(Stored items)
------

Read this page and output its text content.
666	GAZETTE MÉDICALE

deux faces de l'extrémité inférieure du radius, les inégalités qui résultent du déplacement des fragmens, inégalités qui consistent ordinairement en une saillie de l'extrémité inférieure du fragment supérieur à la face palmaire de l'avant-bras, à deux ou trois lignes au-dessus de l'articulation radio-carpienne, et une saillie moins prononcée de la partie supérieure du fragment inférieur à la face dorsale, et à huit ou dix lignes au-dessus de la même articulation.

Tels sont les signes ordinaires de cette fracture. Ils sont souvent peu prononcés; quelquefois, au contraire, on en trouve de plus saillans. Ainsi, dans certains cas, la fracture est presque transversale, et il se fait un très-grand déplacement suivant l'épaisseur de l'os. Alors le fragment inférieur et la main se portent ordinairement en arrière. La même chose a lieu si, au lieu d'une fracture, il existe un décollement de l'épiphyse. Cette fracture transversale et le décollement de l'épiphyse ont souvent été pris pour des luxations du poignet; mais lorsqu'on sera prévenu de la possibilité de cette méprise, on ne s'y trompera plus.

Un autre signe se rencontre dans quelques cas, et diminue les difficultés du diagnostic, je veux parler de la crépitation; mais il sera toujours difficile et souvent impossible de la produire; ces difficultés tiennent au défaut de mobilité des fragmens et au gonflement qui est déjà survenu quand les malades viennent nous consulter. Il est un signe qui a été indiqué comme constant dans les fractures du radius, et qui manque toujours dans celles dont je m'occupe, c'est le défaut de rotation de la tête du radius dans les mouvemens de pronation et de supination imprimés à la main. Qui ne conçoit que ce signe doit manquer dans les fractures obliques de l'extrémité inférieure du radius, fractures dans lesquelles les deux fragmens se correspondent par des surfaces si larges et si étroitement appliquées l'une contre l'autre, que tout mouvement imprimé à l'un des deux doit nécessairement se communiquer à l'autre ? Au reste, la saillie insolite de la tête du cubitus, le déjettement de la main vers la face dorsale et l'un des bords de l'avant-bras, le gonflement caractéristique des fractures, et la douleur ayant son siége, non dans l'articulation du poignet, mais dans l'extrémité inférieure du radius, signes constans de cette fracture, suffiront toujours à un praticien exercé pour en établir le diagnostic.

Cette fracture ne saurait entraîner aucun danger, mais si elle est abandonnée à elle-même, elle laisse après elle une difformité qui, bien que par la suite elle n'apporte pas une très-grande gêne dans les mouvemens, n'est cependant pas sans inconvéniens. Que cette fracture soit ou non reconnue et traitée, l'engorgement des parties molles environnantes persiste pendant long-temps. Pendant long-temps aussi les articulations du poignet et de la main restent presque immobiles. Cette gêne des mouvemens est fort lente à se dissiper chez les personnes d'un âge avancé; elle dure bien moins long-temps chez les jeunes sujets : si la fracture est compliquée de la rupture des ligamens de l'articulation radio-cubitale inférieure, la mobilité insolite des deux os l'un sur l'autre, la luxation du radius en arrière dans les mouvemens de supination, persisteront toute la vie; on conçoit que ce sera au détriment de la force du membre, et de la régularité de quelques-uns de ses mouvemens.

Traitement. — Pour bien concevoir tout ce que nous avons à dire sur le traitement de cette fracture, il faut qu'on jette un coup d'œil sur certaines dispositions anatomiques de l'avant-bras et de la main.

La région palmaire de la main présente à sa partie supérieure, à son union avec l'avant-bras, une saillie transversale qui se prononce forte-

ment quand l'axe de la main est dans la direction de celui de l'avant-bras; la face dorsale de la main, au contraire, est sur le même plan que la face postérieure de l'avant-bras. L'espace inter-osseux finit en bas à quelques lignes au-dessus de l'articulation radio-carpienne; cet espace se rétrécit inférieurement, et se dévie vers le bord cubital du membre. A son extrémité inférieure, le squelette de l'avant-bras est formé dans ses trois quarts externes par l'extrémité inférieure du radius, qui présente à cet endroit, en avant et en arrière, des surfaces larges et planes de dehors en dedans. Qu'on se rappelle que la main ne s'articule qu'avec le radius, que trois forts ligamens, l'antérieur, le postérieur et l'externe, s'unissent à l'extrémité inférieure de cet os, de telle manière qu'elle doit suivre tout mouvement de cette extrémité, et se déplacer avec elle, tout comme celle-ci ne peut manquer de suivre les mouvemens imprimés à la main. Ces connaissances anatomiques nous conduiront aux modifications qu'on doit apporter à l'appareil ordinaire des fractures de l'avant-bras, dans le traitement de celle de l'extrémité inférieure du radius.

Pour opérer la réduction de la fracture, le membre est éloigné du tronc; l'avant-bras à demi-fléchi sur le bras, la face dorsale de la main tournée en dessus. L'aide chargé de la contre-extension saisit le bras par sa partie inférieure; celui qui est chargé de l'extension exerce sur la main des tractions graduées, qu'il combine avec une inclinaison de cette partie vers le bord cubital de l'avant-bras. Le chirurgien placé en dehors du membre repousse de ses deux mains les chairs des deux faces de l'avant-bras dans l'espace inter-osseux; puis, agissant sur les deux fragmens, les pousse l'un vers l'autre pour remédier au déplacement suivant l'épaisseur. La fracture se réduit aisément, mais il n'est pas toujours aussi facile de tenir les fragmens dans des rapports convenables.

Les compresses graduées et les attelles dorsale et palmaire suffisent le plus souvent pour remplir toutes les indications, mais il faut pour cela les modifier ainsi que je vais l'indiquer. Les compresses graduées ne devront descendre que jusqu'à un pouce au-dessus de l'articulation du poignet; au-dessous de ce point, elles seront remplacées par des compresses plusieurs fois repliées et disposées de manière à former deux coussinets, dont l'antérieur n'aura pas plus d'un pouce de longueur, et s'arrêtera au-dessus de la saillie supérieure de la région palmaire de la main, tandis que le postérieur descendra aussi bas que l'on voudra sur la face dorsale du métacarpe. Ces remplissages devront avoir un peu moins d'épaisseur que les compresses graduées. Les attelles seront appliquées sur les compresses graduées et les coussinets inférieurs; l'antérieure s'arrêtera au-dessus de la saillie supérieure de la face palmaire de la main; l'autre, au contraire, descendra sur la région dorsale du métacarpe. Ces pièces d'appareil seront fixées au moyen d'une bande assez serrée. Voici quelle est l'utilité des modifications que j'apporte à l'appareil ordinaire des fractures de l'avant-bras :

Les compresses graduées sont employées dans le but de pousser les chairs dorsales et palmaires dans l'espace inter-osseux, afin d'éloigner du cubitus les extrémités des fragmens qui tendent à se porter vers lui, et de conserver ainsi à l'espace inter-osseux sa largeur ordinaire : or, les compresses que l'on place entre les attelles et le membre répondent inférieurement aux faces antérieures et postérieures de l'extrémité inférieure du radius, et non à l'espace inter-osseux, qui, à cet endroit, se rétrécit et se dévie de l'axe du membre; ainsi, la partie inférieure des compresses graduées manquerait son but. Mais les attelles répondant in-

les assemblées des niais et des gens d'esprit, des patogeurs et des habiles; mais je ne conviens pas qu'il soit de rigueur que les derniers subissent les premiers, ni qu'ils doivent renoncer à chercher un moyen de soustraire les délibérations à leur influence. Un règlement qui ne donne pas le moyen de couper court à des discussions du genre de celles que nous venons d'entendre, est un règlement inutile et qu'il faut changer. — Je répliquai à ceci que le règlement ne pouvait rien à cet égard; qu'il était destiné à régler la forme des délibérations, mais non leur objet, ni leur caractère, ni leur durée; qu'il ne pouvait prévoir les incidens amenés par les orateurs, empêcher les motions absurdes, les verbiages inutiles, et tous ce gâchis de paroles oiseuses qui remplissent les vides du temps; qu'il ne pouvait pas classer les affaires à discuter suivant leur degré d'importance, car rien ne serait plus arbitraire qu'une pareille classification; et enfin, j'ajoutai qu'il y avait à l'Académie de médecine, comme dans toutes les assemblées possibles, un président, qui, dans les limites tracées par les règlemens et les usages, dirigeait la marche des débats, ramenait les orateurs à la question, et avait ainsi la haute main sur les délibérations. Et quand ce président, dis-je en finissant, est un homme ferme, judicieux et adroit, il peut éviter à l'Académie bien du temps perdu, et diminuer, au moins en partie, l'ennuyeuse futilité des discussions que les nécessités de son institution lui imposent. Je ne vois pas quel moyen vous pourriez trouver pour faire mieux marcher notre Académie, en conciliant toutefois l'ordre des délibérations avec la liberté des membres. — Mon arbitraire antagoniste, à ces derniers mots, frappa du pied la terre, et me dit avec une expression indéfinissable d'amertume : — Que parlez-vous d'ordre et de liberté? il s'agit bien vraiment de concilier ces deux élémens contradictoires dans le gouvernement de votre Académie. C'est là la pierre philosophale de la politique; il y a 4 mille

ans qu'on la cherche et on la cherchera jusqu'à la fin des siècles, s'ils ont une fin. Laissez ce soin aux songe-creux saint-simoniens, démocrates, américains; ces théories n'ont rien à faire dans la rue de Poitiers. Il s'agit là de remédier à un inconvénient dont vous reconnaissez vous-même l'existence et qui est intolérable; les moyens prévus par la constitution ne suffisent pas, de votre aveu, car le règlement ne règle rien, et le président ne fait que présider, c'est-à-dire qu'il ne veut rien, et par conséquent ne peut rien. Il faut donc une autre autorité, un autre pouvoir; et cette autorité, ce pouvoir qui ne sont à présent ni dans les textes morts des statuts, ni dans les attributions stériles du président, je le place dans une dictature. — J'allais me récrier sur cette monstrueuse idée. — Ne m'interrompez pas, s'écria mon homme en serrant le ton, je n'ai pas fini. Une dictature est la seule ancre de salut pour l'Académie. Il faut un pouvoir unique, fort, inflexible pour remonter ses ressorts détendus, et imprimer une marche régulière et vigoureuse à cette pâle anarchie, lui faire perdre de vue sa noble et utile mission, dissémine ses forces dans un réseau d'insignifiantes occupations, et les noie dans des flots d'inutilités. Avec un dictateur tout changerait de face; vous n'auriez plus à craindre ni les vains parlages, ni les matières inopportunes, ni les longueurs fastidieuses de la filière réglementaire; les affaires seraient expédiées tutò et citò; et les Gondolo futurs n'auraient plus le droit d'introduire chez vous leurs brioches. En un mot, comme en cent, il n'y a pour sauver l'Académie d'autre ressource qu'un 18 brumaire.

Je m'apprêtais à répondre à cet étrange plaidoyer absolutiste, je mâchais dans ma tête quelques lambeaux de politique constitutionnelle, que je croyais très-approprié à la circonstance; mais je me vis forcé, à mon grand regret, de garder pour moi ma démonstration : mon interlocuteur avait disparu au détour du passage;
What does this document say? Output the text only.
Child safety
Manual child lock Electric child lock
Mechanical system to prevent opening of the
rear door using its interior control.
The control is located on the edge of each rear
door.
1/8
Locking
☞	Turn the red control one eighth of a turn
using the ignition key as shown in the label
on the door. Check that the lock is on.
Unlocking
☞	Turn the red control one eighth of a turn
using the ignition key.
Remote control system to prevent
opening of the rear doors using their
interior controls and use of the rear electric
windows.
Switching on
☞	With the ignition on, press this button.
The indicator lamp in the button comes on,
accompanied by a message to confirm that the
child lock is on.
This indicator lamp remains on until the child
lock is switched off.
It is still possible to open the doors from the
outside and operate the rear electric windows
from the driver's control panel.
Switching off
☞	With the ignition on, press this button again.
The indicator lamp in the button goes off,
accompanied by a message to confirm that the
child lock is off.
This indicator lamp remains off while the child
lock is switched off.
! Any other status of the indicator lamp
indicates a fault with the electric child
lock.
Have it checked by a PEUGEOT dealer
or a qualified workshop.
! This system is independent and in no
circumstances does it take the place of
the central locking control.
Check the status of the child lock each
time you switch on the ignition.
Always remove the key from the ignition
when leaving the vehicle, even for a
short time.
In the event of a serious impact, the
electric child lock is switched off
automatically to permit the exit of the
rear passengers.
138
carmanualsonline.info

------

TASK OBJECTIVE — Gather each line that holds "interior".

TASK RESULT —
rear door using its interior control.
interior controls and use of the rear electric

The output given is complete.